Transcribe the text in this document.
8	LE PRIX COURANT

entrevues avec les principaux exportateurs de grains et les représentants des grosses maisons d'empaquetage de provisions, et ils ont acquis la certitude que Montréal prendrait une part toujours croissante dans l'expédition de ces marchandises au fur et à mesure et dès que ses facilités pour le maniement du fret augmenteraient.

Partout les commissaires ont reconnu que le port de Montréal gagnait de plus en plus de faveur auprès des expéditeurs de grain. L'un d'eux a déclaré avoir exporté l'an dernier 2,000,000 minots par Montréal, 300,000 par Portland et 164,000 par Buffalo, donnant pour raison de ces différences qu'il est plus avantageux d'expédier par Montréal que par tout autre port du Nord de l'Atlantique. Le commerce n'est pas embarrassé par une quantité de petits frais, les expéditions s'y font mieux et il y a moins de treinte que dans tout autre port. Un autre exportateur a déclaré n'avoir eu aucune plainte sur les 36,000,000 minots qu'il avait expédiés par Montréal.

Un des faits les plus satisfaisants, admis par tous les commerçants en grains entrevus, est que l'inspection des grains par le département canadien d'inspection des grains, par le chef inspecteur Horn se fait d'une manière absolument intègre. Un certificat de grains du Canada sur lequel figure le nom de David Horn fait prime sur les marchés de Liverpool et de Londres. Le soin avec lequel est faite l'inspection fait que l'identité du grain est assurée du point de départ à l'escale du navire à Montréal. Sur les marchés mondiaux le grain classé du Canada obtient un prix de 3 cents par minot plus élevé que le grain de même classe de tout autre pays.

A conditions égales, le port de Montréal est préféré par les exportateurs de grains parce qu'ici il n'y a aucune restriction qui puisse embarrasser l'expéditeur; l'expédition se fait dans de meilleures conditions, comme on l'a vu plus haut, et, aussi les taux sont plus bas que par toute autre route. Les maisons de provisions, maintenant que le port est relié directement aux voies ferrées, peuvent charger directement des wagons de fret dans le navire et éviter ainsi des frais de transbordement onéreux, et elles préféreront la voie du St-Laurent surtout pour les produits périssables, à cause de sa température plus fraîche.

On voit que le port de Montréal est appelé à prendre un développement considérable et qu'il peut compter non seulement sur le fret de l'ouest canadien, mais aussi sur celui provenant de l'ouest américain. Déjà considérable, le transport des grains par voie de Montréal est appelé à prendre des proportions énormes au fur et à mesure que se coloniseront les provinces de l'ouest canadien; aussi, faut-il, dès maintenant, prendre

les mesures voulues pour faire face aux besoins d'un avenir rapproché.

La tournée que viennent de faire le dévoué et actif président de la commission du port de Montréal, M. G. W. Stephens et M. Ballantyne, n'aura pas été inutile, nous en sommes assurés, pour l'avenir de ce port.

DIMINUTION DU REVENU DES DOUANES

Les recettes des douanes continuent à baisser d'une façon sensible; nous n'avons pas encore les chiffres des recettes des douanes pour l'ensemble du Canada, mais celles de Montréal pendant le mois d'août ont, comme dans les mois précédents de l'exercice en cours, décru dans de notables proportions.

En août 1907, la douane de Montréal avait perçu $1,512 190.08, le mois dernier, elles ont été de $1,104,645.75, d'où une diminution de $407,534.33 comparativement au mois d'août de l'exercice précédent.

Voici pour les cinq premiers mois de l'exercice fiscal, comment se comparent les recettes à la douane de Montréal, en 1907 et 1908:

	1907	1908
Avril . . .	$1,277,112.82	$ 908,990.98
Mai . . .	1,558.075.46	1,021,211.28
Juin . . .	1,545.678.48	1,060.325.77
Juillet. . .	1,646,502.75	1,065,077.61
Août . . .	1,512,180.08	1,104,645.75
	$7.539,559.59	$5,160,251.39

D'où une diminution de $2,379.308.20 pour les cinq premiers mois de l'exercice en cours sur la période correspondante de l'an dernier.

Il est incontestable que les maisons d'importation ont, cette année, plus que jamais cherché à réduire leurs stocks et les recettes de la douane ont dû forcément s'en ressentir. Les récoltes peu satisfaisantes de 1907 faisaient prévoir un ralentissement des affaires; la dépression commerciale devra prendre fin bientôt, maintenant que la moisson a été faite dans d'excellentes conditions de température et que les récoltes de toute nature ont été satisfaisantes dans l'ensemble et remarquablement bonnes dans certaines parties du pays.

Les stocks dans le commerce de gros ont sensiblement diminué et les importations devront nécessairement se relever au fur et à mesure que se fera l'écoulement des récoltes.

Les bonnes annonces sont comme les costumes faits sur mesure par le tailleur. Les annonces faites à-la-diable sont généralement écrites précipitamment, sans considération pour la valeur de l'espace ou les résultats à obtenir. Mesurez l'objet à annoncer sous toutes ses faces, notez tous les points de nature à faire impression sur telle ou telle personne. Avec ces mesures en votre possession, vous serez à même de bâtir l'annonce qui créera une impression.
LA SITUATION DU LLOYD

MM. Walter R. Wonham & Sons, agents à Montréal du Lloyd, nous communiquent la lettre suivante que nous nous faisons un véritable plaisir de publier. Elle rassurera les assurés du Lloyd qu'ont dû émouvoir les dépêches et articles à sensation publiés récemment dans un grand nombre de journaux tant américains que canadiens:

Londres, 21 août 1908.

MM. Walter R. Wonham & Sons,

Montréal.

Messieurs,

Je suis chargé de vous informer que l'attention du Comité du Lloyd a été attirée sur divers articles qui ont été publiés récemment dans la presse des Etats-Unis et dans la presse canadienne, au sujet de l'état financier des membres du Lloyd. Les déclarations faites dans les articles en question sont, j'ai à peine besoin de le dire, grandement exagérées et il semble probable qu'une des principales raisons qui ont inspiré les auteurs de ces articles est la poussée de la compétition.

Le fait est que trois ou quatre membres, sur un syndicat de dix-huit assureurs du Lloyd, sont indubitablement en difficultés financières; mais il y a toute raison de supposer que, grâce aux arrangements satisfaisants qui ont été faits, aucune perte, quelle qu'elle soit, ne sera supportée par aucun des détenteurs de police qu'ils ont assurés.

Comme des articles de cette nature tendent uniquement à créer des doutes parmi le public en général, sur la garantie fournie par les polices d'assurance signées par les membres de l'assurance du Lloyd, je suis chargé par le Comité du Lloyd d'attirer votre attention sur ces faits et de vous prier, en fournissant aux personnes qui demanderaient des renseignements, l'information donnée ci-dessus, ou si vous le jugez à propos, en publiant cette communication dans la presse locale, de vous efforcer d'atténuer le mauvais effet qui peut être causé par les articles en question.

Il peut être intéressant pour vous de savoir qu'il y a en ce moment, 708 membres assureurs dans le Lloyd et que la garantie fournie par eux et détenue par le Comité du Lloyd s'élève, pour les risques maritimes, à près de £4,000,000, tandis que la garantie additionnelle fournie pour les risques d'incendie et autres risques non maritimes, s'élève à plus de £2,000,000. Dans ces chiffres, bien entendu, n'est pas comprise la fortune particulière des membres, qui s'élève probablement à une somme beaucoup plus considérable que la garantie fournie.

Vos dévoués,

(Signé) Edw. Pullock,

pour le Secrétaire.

* * * * * * * * *

Instructions for the task:
Quote each line above in full, word for word.

Exercise output:
Transcribe the text in this document.
8	LE PRIX COURANT

entrevues avec les principaux exportateurs de grains et les représentants des grosses maisons d'empaquetage de provisions, et ils ont acquis la certitude que Montréal prendrait une part toujours croissante dans l'expédition de ces marchandises au fur et à mesure et dès que ses facilités pour le maniement du fret augmenteraient.

Partout les commissaires ont reconnu que le port de Montréal gagnait de plus en plus de faveur auprès des expéditeurs de grain. L'un d'eux a déclaré avoir exporté l'an dernier 2,000,000 minots par Montréal, 300,000 par Portland et 164,000 par Buffalo, donnant pour raison de ces différences qu'il est plus avantageux d'expédier par Montréal que par tout autre port du Nord de l'Atlantique. Le commerce n'est pas embarrassé par une quantité de petits frais, les expéditions s'y font mieux et il y a moins de treinte que dans tout autre port. Un autre exportateur a déclaré n'avoir eu aucune plainte sur les 36,000,000 minots qu'il avait expédiés par Montréal.

Un des faits les plus satisfaisants, admis par tous les commerçants en grains entrevus, est que l'inspection des grains par le département canadien d'inspection des grains, par le chef inspecteur Horn se fait d'une manière absolument intègre. Un certificat de grains du Canada sur lequel figure le nom de David Horn fait prime sur les marchés de Liverpool et de Londres. Le soin avec lequel est faite l'inspection fait que l'identité du grain est assurée du point de départ à l'escale du navire à Montréal. Sur les marchés mondiaux le grain classé du Canada obtient un prix de 3 cents par minot plus élevé que le grain de même classe de tout autre pays.

A conditions égales, le port de Montréal est préféré par les exportateurs de grains parce qu'ici il n'y a aucune restriction qui puisse embarrasser l'expéditeur; l'expédition se fait dans de meilleures conditions, comme on l'a vu plus haut, et, aussi les taux sont plus bas que par toute autre route. Les maisons de provisions, maintenant que le port est relié directement aux voies ferrées, peuvent charger directement des wagons de fret dans le navire et éviter ainsi des frais de transbordement onéreux, et elles préféreront la voie du St-Laurent surtout pour les produits périssables, à cause de sa température plus fraîche.

On voit que le port de Montréal est appelé à prendre un développement considérable et qu'il peut compter non seulement sur le fret de l'ouest canadien, mais aussi sur celui provenant de l'ouest américain. Déjà considérable, le transport des grains par voie de Montréal est appelé à prendre des proportions énormes au fur et à mesure que se coloniseront les provinces de l'ouest canadien; aussi, faut-il, dès maintenant, prendre

les mesures voulues pour faire face aux besoins d'un avenir rapproché.

La tournée que viennent de faire le dévoué et actif président de la commission du port de Montréal, M. G. W. Stephens et M. Ballantyne, n'aura pas été inutile, nous en sommes assurés, pour l'avenir de ce port.

DIMINUTION DU REVENU DES DOUANES

Les recettes des douanes continuent à baisser d'une façon sensible; nous n'avons pas encore les chiffres des recettes des douanes pour l'ensemble du Canada, mais celles de Montréal pendant le mois d'août ont, comme dans les mois précédents de l'exercice en cours, décru dans de notables proportions.

En août 1907, la douane de Montréal avait perçu $1,512 190.08, le mois dernier, elles ont été de $1,104,645.75, d'où une diminution de $407,534.33 comparativement au mois d'août de l'exercice précédent.

Voici pour les cinq premiers mois de l'exercice fiscal, comment se comparent les recettes à la douane de Montréal, en 1907 et 1908:

	1907	1908
Avril . . .	$1,277,112.82	$ 908,990.98
Mai . . .	1,558.075.46	1,021,211.28
Juin . . .	1,545.678.48	1,060.325.77
Juillet. . .	1,646,502.75	1,065,077.61
Août . . .	1,512,180.08	1,104,645.75
	$7.539,559.59	$5,160,251.39

D'où une diminution de $2,379.308.20 pour les cinq premiers mois de l'exercice en cours sur la période correspondante de l'an dernier.

Il est incontestable que les maisons d'importation ont, cette année, plus que jamais cherché à réduire leurs stocks et les recettes de la douane ont dû forcément s'en ressentir. Les récoltes peu satisfaisantes de 1907 faisaient prévoir un ralentissement des affaires; la dépression commerciale devra prendre fin bientôt, maintenant que la moisson a été faite dans d'excellentes conditions de température et que les récoltes de toute nature ont été satisfaisantes dans l'ensemble et remarquablement bonnes dans certaines parties du pays.

Les stocks dans le commerce de gros ont sensiblement diminué et les importations devront nécessairement se relever au fur et à mesure que se fera l'écoulement des récoltes.

Les bonnes annonces sont comme les costumes faits sur mesure par le tailleur. Les annonces faites à-la-diable sont généralement écrites précipitamment, sans considération pour la valeur de l'espace ou les résultats à obtenir. Mesurez l'objet à annoncer sous toutes ses faces, notez tous les points de nature à faire impression sur telle ou telle personne. Avec ces mesures en votre possession, vous serez à même de bâtir l'annonce qui créera une impression.
LA SITUATION DU LLOYD

MM. Walter R. Wonham & Sons, agents à Montréal du Lloyd, nous communiquent la lettre suivante que nous nous faisons un véritable plaisir de publier. Elle rassurera les assurés du Lloyd qu'ont dû émouvoir les dépêches et articles à sensation publiés récemment dans un grand nombre de journaux tant américains que canadiens:

Londres, 21 août 1908.

MM. Walter R. Wonham & Sons,

Montréal.

Messieurs,

Je suis chargé de vous informer que l'attention du Comité du Lloyd a été attirée sur divers articles qui ont été publiés récemment dans la presse des Etats-Unis et dans la presse canadienne, au sujet de l'état financier des membres du Lloyd. Les déclarations faites dans les articles en question sont, j'ai à peine besoin de le dire, grandement exagérées et il semble probable qu'une des principales raisons qui ont inspiré les auteurs de ces articles est la poussée de la compétition.

Le fait est que trois ou quatre membres, sur un syndicat de dix-huit assureurs du Lloyd, sont indubitablement en difficultés financières; mais il y a toute raison de supposer que, grâce aux arrangements satisfaisants qui ont été faits, aucune perte, quelle qu'elle soit, ne sera supportée par aucun des détenteurs de police qu'ils ont assurés.

Comme des articles de cette nature tendent uniquement à créer des doutes parmi le public en général, sur la garantie fournie par les polices d'assurance signées par les membres de l'assurance du Lloyd, je suis chargé par le Comité du Lloyd d'attirer votre attention sur ces faits et de vous prier, en fournissant aux personnes qui demanderaient des renseignements, l'information donnée ci-dessus, ou si vous le jugez à propos, en publiant cette communication dans la presse locale, de vous efforcer d'atténuer le mauvais effet qui peut être causé par les articles en question.

Il peut être intéressant pour vous de savoir qu'il y a en ce moment, 708 membres assureurs dans le Lloyd et que la garantie fournie par eux et détenue par le Comité du Lloyd s'élève, pour les risques maritimes, à près de £4,000,000, tandis que la garantie additionnelle fournie pour les risques d'incendie et autres risques non maritimes, s'élève à plus de £2,000,000. Dans ces chiffres, bien entendu, n'est pas comprise la fortune particulière des membres, qui s'élève probablement à une somme beaucoup plus considérable que la garantie fournie.

Vos dévoués,

(Signé) Edw. Pullock,

pour le Secrétaire.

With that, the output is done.